Give the entries again, word for word.

Dataset items:
>> Begin

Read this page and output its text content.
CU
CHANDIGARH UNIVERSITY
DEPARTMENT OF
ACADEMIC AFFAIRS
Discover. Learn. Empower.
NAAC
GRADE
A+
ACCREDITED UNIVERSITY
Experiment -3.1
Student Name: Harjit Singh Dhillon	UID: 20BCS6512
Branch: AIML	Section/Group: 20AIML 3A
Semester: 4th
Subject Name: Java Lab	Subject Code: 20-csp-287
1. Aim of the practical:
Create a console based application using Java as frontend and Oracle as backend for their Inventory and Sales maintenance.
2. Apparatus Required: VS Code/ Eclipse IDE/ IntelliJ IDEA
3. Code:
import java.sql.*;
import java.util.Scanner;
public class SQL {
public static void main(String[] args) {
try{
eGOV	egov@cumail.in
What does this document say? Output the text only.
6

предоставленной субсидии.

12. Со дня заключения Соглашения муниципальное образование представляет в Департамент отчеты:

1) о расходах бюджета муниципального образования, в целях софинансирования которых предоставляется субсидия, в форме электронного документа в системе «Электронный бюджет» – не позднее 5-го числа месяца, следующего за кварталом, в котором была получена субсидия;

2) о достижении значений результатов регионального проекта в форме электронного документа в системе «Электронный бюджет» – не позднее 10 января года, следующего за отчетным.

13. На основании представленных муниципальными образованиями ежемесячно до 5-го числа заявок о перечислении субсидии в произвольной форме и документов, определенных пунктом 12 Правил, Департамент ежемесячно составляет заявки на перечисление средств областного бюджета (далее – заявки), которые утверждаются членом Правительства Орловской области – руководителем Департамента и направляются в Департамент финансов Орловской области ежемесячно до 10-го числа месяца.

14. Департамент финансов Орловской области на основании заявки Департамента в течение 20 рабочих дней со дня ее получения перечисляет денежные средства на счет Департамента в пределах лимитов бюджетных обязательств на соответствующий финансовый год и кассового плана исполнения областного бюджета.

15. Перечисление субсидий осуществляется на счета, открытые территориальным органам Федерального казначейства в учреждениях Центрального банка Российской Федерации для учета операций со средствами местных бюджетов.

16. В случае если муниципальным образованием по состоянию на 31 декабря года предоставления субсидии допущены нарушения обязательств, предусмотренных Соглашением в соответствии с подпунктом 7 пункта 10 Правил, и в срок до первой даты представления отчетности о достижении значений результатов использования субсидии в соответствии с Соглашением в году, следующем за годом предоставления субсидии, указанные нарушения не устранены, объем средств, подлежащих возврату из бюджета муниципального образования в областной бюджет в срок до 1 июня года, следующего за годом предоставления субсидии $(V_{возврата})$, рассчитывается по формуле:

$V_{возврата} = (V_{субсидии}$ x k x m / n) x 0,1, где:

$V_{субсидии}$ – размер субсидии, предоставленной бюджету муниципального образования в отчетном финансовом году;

>> End

• Task output:
Read this page and output its text content.
CU
CHANDIGARH UNIVERSITY
DEPARTMENT OF
ACADEMIC AFFAIRS
Discover. Learn. Empower.
NAAC
GRADE
A+
ACCREDITED UNIVERSITY
Experiment -3.1
Student Name: Harjit Singh Dhillon	UID: 20BCS6512
Branch: AIML	Section/Group: 20AIML 3A
Semester: 4th
Subject Name: Java Lab	Subject Code: 20-csp-287
1. Aim of the practical:
Create a console based application using Java as frontend and Oracle as backend for their Inventory and Sales maintenance.
2. Apparatus Required: VS Code/ Eclipse IDE/ IntelliJ IDEA
3. Code:
import java.sql.*;
import java.util.Scanner;
public class SQL {
public static void main(String[] args) {
try{
eGOV	egov@cumail.in
What does this document say? Output the text only.
6

предоставленной субсидии.

12. Со дня заключения Соглашения муниципальное образование представляет в Департамент отчеты:

1) о расходах бюджета муниципального образования, в целях софинансирования которых предоставляется субсидия, в форме электронного документа в системе «Электронный бюджет» – не позднее 5-го числа месяца, следующего за кварталом, в котором была получена субсидия;

2) о достижении значений результатов регионального проекта в форме электронного документа в системе «Электронный бюджет» – не позднее 10 января года, следующего за отчетным.

13. На основании представленных муниципальными образованиями ежемесячно до 5-го числа заявок о перечислении субсидии в произвольной форме и документов, определенных пунктом 12 Правил, Департамент ежемесячно составляет заявки на перечисление средств областного бюджета (далее – заявки), которые утверждаются членом Правительства Орловской области – руководителем Департамента и направляются в Департамент финансов Орловской области ежемесячно до 10-го числа месяца.

14. Департамент финансов Орловской области на основании заявки Департамента в течение 20 рабочих дней со дня ее получения перечисляет денежные средства на счет Департамента в пределах лимитов бюджетных обязательств на соответствующий финансовый год и кассового плана исполнения областного бюджета.

15. Перечисление субсидий осуществляется на счета, открытые территориальным органам Федерального казначейства в учреждениях Центрального банка Российской Федерации для учета операций со средствами местных бюджетов.

16. В случае если муниципальным образованием по состоянию на 31 декабря года предоставления субсидии допущены нарушения обязательств, предусмотренных Соглашением в соответствии с подпунктом 7 пункта 10 Правил, и в срок до первой даты представления отчетности о достижении значений результатов использования субсидии в соответствии с Соглашением в году, следующем за годом предоставления субсидии, указанные нарушения не устранены, объем средств, подлежащих возврату из бюджета муниципального образования в областной бюджет в срок до 1 июня года, следующего за годом предоставления субсидии $(V_{возврата})$, рассчитывается по формуле:

$V_{возврата} = (V_{субсидии}$ x k x m / n) x 0,1, где:

$V_{субсидии}$ – размер субсидии, предоставленной бюджету муниципального образования в отчетном финансовом году;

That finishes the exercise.